Input rows:
---*---
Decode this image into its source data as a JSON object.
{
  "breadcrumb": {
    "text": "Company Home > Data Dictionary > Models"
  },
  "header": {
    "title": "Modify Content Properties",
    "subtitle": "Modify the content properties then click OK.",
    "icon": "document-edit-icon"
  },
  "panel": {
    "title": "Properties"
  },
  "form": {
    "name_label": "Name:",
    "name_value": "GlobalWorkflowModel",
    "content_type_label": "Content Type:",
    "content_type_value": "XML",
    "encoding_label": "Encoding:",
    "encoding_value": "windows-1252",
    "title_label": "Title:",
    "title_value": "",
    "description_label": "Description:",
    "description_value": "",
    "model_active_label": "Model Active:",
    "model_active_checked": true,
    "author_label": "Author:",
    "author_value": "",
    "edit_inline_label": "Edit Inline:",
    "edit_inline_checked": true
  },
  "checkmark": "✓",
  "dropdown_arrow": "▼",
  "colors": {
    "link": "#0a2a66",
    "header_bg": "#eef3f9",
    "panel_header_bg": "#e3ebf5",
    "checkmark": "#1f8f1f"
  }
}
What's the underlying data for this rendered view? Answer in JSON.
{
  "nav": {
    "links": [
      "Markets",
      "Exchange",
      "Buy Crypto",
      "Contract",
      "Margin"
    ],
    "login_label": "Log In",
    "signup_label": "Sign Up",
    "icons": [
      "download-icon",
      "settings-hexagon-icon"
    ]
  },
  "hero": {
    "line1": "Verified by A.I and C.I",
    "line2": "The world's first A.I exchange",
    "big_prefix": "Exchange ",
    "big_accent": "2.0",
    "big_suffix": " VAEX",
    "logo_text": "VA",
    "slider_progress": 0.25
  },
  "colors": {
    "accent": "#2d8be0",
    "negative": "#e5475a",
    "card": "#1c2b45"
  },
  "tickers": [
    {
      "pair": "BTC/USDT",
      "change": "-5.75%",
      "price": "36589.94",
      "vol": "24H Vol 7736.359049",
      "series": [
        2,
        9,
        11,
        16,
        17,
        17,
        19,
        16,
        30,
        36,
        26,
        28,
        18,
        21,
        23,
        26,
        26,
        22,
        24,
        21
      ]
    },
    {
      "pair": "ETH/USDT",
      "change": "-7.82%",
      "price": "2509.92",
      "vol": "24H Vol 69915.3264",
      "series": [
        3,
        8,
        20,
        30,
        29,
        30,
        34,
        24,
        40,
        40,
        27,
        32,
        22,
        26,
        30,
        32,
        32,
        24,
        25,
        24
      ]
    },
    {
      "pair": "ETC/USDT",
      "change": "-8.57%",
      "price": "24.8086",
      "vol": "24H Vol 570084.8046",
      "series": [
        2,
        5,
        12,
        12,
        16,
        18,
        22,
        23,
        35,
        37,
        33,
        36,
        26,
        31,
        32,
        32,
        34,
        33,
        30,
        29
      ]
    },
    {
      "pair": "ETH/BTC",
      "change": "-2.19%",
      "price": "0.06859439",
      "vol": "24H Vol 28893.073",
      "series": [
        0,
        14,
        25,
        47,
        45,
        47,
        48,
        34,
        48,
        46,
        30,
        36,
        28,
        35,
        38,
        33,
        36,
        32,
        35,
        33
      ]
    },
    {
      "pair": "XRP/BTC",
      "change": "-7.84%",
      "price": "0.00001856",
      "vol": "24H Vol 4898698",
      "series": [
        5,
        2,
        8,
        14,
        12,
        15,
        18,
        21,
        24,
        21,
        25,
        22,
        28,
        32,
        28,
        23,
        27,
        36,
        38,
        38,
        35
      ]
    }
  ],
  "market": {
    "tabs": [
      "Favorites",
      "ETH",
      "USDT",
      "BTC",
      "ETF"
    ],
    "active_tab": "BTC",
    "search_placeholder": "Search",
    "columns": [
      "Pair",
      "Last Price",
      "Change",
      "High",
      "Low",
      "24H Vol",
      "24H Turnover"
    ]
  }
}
---*---
Written task: On how many lines does the word "Modify" appear? Answer with only the number.

Task result: 2